— START Rows —
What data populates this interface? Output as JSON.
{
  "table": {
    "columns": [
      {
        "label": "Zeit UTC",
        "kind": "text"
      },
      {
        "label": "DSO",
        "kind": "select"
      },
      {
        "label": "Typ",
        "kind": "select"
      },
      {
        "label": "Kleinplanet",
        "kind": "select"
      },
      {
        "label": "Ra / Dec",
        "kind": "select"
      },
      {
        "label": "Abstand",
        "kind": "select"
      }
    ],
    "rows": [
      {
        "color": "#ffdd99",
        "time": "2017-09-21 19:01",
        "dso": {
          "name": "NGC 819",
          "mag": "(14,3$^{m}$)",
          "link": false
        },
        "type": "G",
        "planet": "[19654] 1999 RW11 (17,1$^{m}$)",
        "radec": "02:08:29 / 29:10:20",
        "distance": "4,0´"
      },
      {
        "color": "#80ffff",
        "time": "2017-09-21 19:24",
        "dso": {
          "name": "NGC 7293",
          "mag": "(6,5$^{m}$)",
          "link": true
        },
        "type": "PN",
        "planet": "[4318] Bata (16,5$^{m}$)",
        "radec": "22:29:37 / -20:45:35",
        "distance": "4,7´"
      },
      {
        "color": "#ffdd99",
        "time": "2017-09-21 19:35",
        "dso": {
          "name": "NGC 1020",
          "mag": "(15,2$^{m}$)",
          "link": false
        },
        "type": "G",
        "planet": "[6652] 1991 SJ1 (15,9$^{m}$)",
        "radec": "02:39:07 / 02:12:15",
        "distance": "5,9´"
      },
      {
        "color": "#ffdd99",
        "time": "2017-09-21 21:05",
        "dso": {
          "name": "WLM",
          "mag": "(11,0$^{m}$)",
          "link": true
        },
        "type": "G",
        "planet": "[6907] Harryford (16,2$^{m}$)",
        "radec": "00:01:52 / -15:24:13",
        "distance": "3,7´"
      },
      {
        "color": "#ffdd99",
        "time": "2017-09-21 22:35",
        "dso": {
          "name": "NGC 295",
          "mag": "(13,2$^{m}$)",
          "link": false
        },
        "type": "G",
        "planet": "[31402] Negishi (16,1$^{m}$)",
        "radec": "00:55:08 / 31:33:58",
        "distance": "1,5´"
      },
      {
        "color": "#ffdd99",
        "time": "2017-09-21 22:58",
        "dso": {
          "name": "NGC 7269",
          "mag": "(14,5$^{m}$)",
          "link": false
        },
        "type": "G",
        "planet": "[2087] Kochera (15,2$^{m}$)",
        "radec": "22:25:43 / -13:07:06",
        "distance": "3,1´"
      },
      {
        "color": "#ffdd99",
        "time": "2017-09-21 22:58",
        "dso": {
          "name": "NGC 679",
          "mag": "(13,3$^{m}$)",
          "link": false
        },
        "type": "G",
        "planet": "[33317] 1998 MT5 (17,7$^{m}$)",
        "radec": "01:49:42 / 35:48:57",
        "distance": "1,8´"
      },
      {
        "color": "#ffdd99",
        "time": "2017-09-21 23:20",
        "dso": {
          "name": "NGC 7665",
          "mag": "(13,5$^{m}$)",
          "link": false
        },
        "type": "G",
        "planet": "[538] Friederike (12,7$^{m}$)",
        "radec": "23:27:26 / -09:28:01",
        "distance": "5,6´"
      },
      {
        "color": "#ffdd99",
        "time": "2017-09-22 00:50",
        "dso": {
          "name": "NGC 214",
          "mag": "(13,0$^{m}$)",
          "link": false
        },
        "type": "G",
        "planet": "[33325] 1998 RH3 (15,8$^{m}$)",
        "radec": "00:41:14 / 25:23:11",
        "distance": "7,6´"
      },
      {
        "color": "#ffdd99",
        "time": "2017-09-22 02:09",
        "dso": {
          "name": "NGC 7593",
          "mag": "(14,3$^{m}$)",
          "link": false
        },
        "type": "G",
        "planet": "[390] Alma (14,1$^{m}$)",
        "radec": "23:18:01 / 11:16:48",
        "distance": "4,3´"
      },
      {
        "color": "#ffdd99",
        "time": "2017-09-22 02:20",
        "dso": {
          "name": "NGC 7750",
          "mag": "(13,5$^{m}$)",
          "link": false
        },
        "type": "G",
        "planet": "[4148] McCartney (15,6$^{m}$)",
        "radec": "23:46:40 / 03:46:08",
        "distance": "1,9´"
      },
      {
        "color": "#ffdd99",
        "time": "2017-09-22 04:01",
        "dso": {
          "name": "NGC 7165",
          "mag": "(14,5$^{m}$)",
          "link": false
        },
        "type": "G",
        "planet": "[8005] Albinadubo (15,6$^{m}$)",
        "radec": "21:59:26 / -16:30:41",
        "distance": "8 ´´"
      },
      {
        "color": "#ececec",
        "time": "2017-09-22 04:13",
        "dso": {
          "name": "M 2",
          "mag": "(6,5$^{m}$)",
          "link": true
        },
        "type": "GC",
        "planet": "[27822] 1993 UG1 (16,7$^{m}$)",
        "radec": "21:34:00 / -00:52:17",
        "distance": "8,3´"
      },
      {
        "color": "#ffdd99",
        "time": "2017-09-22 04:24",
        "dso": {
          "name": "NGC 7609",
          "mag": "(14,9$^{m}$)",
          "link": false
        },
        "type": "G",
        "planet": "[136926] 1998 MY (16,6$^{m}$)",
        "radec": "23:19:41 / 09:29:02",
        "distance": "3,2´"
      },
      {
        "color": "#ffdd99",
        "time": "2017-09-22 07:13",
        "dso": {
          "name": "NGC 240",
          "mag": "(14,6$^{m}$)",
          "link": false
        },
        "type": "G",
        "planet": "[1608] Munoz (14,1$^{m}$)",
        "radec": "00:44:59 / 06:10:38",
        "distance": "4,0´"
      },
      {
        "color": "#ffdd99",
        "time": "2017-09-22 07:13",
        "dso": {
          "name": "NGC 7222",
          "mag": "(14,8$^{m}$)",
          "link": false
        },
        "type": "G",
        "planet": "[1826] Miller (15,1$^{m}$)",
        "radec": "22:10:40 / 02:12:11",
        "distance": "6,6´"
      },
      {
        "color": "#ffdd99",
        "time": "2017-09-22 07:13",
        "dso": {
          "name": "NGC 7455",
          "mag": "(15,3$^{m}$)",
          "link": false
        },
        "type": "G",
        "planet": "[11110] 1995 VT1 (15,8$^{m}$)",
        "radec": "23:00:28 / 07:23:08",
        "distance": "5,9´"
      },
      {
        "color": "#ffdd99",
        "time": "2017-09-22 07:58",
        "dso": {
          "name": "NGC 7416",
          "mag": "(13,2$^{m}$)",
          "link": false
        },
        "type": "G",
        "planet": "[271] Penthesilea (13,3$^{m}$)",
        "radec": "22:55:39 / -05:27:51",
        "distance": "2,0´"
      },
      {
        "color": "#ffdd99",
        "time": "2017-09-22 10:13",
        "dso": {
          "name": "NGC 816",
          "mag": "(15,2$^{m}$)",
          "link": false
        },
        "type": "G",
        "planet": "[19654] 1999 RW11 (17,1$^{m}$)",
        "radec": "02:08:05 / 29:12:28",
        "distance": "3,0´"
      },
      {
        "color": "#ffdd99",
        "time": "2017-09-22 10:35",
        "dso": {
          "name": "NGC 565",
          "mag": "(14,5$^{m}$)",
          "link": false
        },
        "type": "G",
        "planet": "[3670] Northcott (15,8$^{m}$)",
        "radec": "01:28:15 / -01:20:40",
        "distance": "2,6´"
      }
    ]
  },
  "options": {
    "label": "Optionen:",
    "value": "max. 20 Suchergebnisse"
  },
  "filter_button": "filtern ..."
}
— END Rows —
[Exercise]
Extract each line of the material exactly as it stands.

[Full output]
What data populates this interface? Output as JSON.
{
  "table": {
    "columns": [
      {
        "label": "Zeit UTC",
        "kind": "text"
      },
      {
        "label": "DSO",
        "kind": "select"
      },
      {
        "label": "Typ",
        "kind": "select"
      },
      {
        "label": "Kleinplanet",
        "kind": "select"
      },
      {
        "label": "Ra / Dec",
        "kind": "select"
      },
      {
        "label": "Abstand",
        "kind": "select"
      }
    ],
    "rows": [
      {
        "color": "#ffdd99",
        "time": "2017-09-21 19:01",
        "dso": {
          "name": "NGC 819",
          "mag": "(14,3$^{m}$)",
          "link": false
        },
        "type": "G",
        "planet": "[19654] 1999 RW11 (17,1$^{m}$)",
        "radec": "02:08:29 / 29:10:20",
        "distance": "4,0´"
      },
      {
        "color": "#80ffff",
        "time": "2017-09-21 19:24",
        "dso": {
          "name": "NGC 7293",
          "mag": "(6,5$^{m}$)",
          "link": true
        },
        "type": "PN",
        "planet": "[4318] Bata (16,5$^{m}$)",
        "radec": "22:29:37 / -20:45:35",
        "distance": "4,7´"
      },
      {
        "color": "#ffdd99",
        "time": "2017-09-21 19:35",
        "dso": {
          "name": "NGC 1020",
          "mag": "(15,2$^{m}$)",
          "link": false
        },
        "type": "G",
        "planet": "[6652] 1991 SJ1 (15,9$^{m}$)",
        "radec": "02:39:07 / 02:12:15",
        "distance": "5,9´"
      },
      {
        "color": "#ffdd99",
        "time": "2017-09-21 21:05",
        "dso": {
          "name": "WLM",
          "mag": "(11,0$^{m}$)",
          "link": true
        },
        "type": "G",
        "planet": "[6907] Harryford (16,2$^{m}$)",
        "radec": "00:01:52 / -15:24:13",
        "distance": "3,7´"
      },
      {
        "color": "#ffdd99",
        "time": "2017-09-21 22:35",
        "dso": {
          "name": "NGC 295",
          "mag": "(13,2$^{m}$)",
          "link": false
        },
        "type": "G",
        "planet": "[31402] Negishi (16,1$^{m}$)",
        "radec": "00:55:08 / 31:33:58",
        "distance": "1,5´"
      },
      {
        "color": "#ffdd99",
        "time": "2017-09-21 22:58",
        "dso": {
          "name": "NGC 7269",
          "mag": "(14,5$^{m}$)",
          "link": false
        },
        "type": "G",
        "planet": "[2087] Kochera (15,2$^{m}$)",
        "radec": "22:25:43 / -13:07:06",
        "distance": "3,1´"
      },
      {
        "color": "#ffdd99",
        "time": "2017-09-21 22:58",
        "dso": {
          "name": "NGC 679",
          "mag": "(13,3$^{m}$)",
          "link": false
        },
        "type": "G",
        "planet": "[33317] 1998 MT5 (17,7$^{m}$)",
        "radec": "01:49:42 / 35:48:57",
        "distance": "1,8´"
      },
      {
        "color": "#ffdd99",
        "time": "2017-09-21 23:20",
        "dso": {
          "name": "NGC 7665",
          "mag": "(13,5$^{m}$)",
          "link": false
        },
        "type": "G",
        "planet": "[538] Friederike (12,7$^{m}$)",
        "radec": "23:27:26 / -09:28:01",
        "distance": "5,6´"
      },
      {
        "color": "#ffdd99",
        "time": "2017-09-22 00:50",
        "dso": {
          "name": "NGC 214",
          "mag": "(13,0$^{m}$)",
          "link": false
        },
        "type": "G",
        "planet": "[33325] 1998 RH3 (15,8$^{m}$)",
        "radec": "00:41:14 / 25:23:11",
        "distance": "7,6´"
      },
      {
        "color": "#ffdd99",
        "time": "2017-09-22 02:09",
        "dso": {
          "name": "NGC 7593",
          "mag": "(14,3$^{m}$)",
          "link": false
        },
        "type": "G",
        "planet": "[390] Alma (14,1$^{m}$)",
        "radec": "23:18:01 / 11:16:48",
        "distance": "4,3´"
      },
      {
        "color": "#ffdd99",
        "time": "2017-09-22 02:20",
        "dso": {
          "name": "NGC 7750",
          "mag": "(13,5$^{m}$)",
          "link": false
        },
        "type": "G",
        "planet": "[4148] McCartney (15,6$^{m}$)",
        "radec": "23:46:40 / 03:46:08",
        "distance": "1,9´"
      },
      {
        "color": "#ffdd99",
        "time": "2017-09-22 04:01",
        "dso": {
          "name": "NGC 7165",
          "mag": "(14,5$^{m}$)",
          "link": false
        },
        "type": "G",
        "planet": "[8005] Albinadubo (15,6$^{m}$)",
        "radec": "21:59:26 / -16:30:41",
        "distance": "8 ´´"
      },
      {
        "color": "#ececec",
        "time": "2017-09-22 04:13",
        "dso": {
          "name": "M 2",
          "mag": "(6,5$^{m}$)",
          "link": true
        },
        "type": "GC",
        "planet": "[27822] 1993 UG1 (16,7$^{m}$)",
        "radec": "21:34:00 / -00:52:17",
        "distance": "8,3´"
      },
      {
        "color": "#ffdd99",
        "time": "2017-09-22 04:24",
        "dso": {
          "name": "NGC 7609",
          "mag": "(14,9$^{m}$)",
          "link": false
        },
        "type": "G",
        "planet": "[136926] 1998 MY (16,6$^{m}$)",
        "radec": "23:19:41 / 09:29:02",
        "distance": "3,2´"
      },
      {
        "color": "#ffdd99",
        "time": "2017-09-22 07:13",
        "dso": {
          "name": "NGC 240",
          "mag": "(14,6$^{m}$)",
          "link": false
        },
        "type": "G",
        "planet": "[1608] Munoz (14,1$^{m}$)",
        "radec": "00:44:59 / 06:10:38",
        "distance": "4,0´"
      },
      {
        "color": "#ffdd99",
        "time": "2017-09-22 07:13",
        "dso": {
          "name": "NGC 7222",
          "mag": "(14,8$^{m}$)",
          "link": false
        },
        "type": "G",
        "planet": "[1826] Miller (15,1$^{m}$)",
        "radec": "22:10:40 / 02:12:11",
        "distance": "6,6´"
      },
      {
        "color": "#ffdd99",
        "time": "2017-09-22 07:13",
        "dso": {
          "name": "NGC 7455",
          "mag": "(15,3$^{m}$)",
          "link": false
        },
        "type": "G",
        "planet": "[11110] 1995 VT1 (15,8$^{m}$)",
        "radec": "23:00:28 / 07:23:08",
        "distance": "5,9´"
      },
      {
        "color": "#ffdd99",
        "time": "2017-09-22 07:58",
        "dso": {
          "name": "NGC 7416",
          "mag": "(13,2$^{m}$)",
          "link": false
        },
        "type": "G",
        "planet": "[271] Penthesilea (13,3$^{m}$)",
        "radec": "22:55:39 / -05:27:51",
        "distance": "2,0´"
      },
      {
        "color": "#ffdd99",
        "time": "2017-09-22 10:13",
        "dso": {
          "name": "NGC 816",
          "mag": "(15,2$^{m}$)",
          "link": false
        },
        "type": "G",
        "planet": "[19654] 1999 RW11 (17,1$^{m}$)",
        "radec": "02:08:05 / 29:12:28",
        "distance": "3,0´"
      },
      {
        "color": "#ffdd99",
        "time": "2017-09-22 10:35",
        "dso": {
          "name": "NGC 565",
          "mag": "(14,5$^{m}$)",
          "link": false
        },
        "type": "G",
        "planet": "[3670] Northcott (15,8$^{m}$)",
        "radec": "01:28:15 / -01:20:40",
        "distance": "2,6´"
      }
    ]
  },
  "options": {
    "label": "Optionen:",
    "value": "max. 20 Suchergebnisse"
  },
  "filter_button": "filtern ..."
}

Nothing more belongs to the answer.